» Goal of the exercise
Report each line of the data that has "this" somewhere in it.

-- Start of Provided data --

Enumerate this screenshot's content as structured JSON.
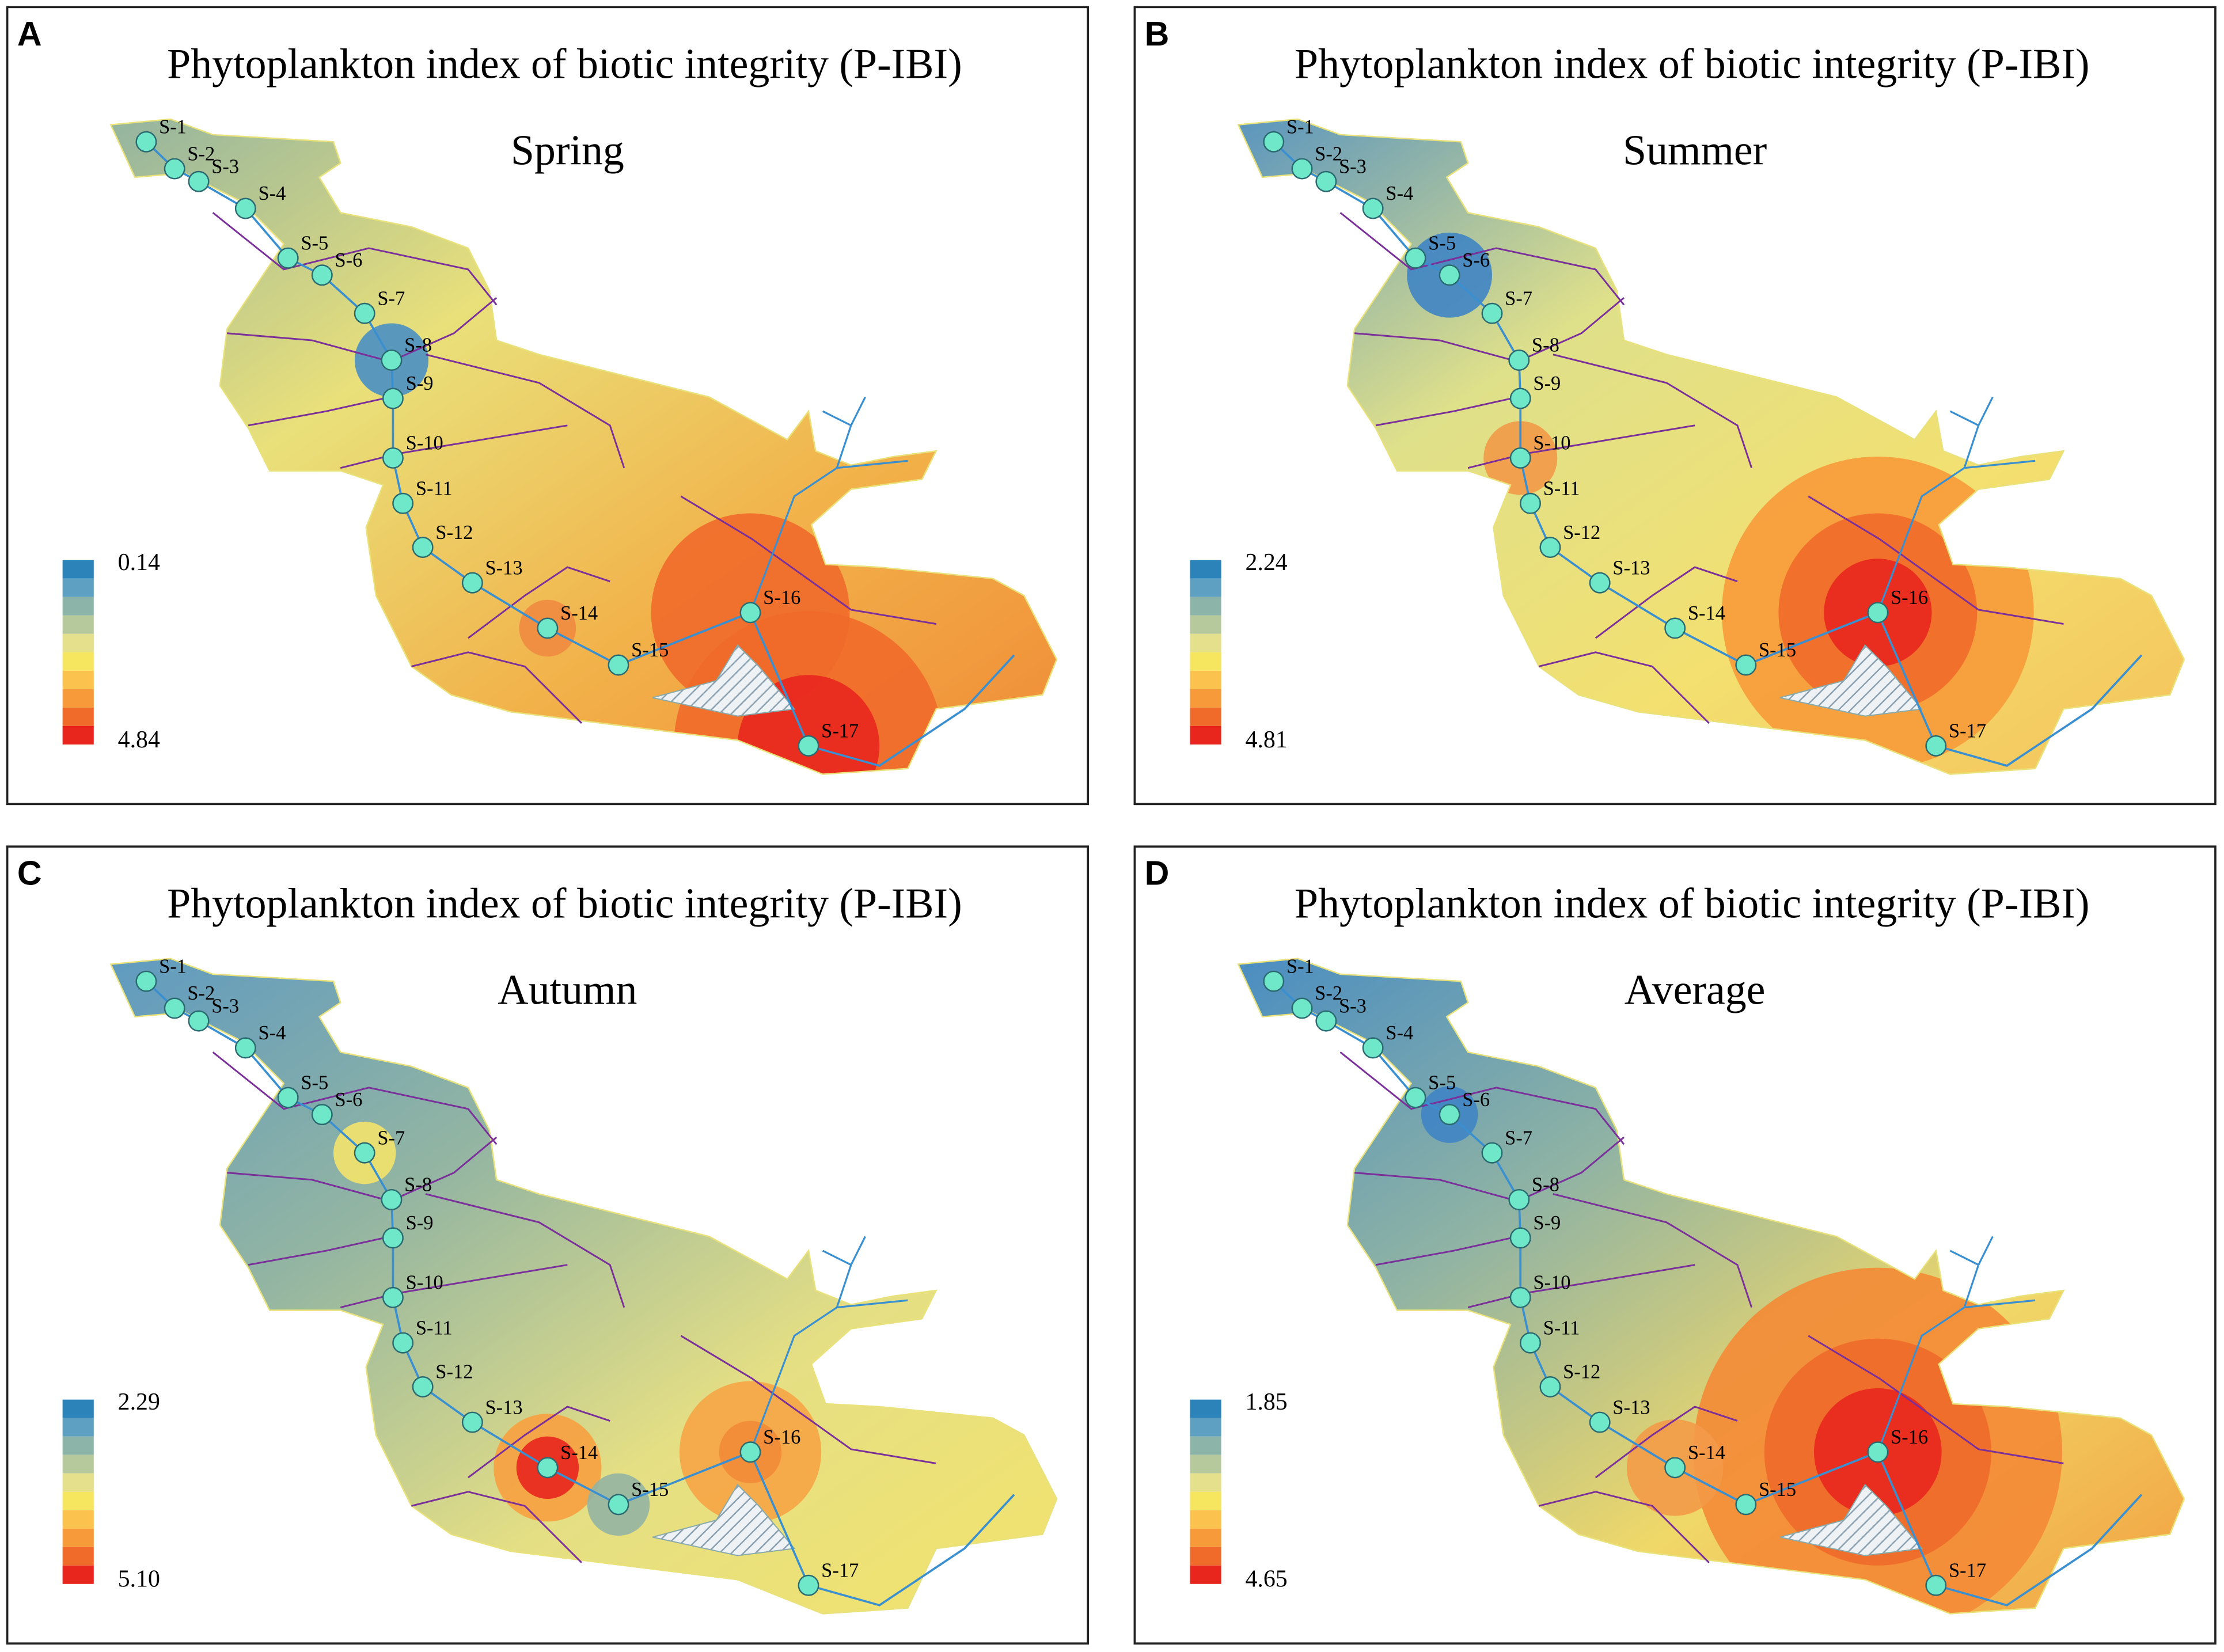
{
  "panels": [
    {
      "letter": "A",
      "title": "Phytoplankton index of biotic integrity (P-IBI)",
      "season": "Spring",
      "legend": {
        "top": "0.14",
        "bottom": "4.84"
      }
    },
    {
      "letter": "B",
      "title": "Phytoplankton index of biotic integrity (P-IBI)",
      "season": "Summer",
      "legend": {
        "top": "2.24",
        "bottom": "4.81"
      }
    },
    {
      "letter": "C",
      "title": "Phytoplankton index of biotic integrity (P-IBI)",
      "season": "Autumn",
      "legend": {
        "top": "2.29",
        "bottom": "5.10"
      }
    },
    {
      "letter": "D",
      "title": "Phytoplankton index of biotic integrity (P-IBI)",
      "season": "Average",
      "legend": {
        "top": "1.85",
        "bottom": "4.65"
      }
    }
  ],
  "stations": [
    "S-1",
    "S-2",
    "S-3",
    "S-4",
    "S-5",
    "S-6",
    "S-7",
    "S-8",
    "S-9",
    "S-10",
    "S-11",
    "S-12",
    "S-13",
    "S-14",
    "S-15",
    "S-16",
    "S-17"
  ]
}
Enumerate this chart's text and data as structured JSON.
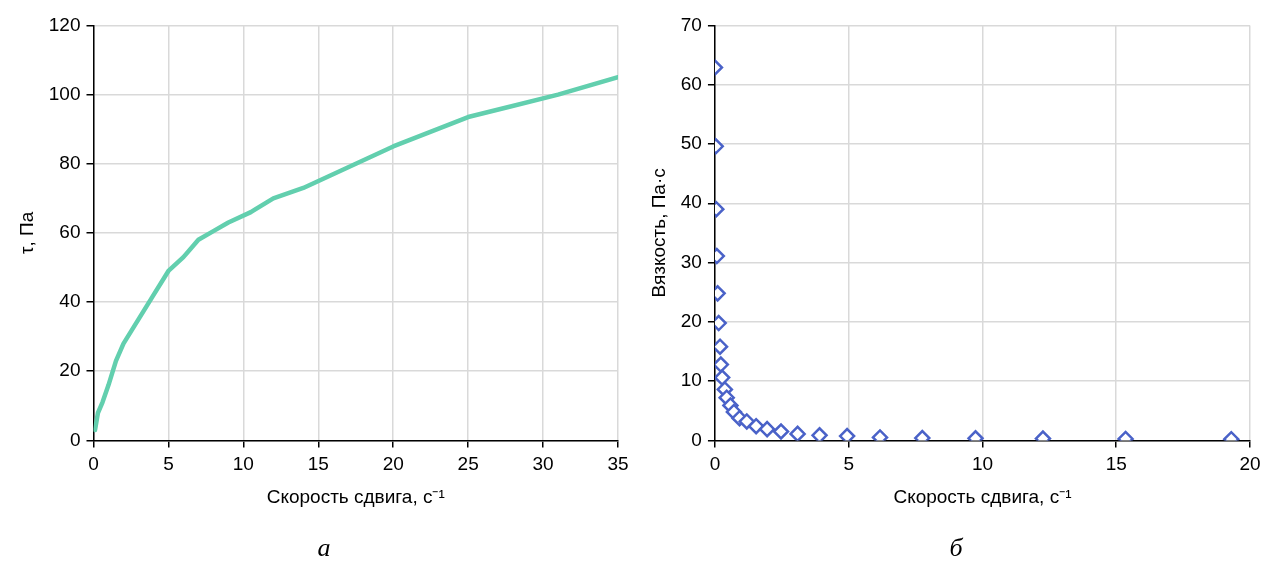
{
  "chart_data": [
    {
      "type": "line",
      "xlabel": "Скорость сдвига, с⁻¹",
      "ylabel": "τ, Па",
      "color": "#62cfae",
      "x": [
        0.1,
        0.3,
        0.6,
        1,
        1.5,
        2,
        3,
        4,
        5,
        6,
        7,
        8,
        9,
        10.5,
        12,
        14,
        17,
        20,
        25,
        31,
        35
      ],
      "values": [
        3,
        8,
        11,
        16,
        23,
        28,
        35,
        42,
        49,
        53,
        58,
        60.5,
        63,
        66,
        70,
        73,
        79,
        85,
        93.5,
        100,
        105
      ],
      "xlim": [
        0,
        35
      ],
      "xticks": [
        0,
        5,
        10,
        15,
        20,
        25,
        30,
        35
      ],
      "ylim": [
        0,
        120
      ],
      "yticks": [
        0,
        20,
        40,
        60,
        80,
        100,
        120
      ],
      "grid": true,
      "line_style": "solid",
      "marker": "none",
      "annotations": [
        "а"
      ]
    },
    {
      "type": "scatter",
      "xlabel": "Скорость сдвига, с⁻¹",
      "ylabel": "Вязкость, Па·с",
      "color": "#4a62c8",
      "x": [
        0.0,
        0.03,
        0.05,
        0.07,
        0.1,
        0.14,
        0.19,
        0.22,
        0.27,
        0.37,
        0.44,
        0.58,
        0.71,
        0.92,
        1.19,
        1.54,
        1.95,
        2.47,
        3.09,
        3.91,
        4.94,
        6.17,
        7.75,
        9.74,
        12.26,
        15.35,
        19.3
      ],
      "values": [
        62.9,
        49.6,
        39,
        31.1,
        24.8,
        19.8,
        15.8,
        12.8,
        10.6,
        8.6,
        7.2,
        5.9,
        4.8,
        3.75,
        3.2,
        2.4,
        1.9,
        1.5,
        1.1,
        0.85,
        0.74,
        0.5,
        0.4,
        0.35,
        0.3,
        0.25,
        0.2
      ],
      "xlim": [
        0,
        20
      ],
      "xticks": [
        0,
        5,
        10,
        15,
        20
      ],
      "ylim": [
        0,
        70
      ],
      "yticks": [
        0,
        10,
        20,
        30,
        40,
        50,
        60,
        70
      ],
      "grid": true,
      "marker": "diamond",
      "annotations": [
        "б"
      ]
    }
  ]
}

-- End of Provided data --

» Answer below
Enumerate this screenshot's content as structured JSON.
Enumerate this chart's text and data as structured JSON.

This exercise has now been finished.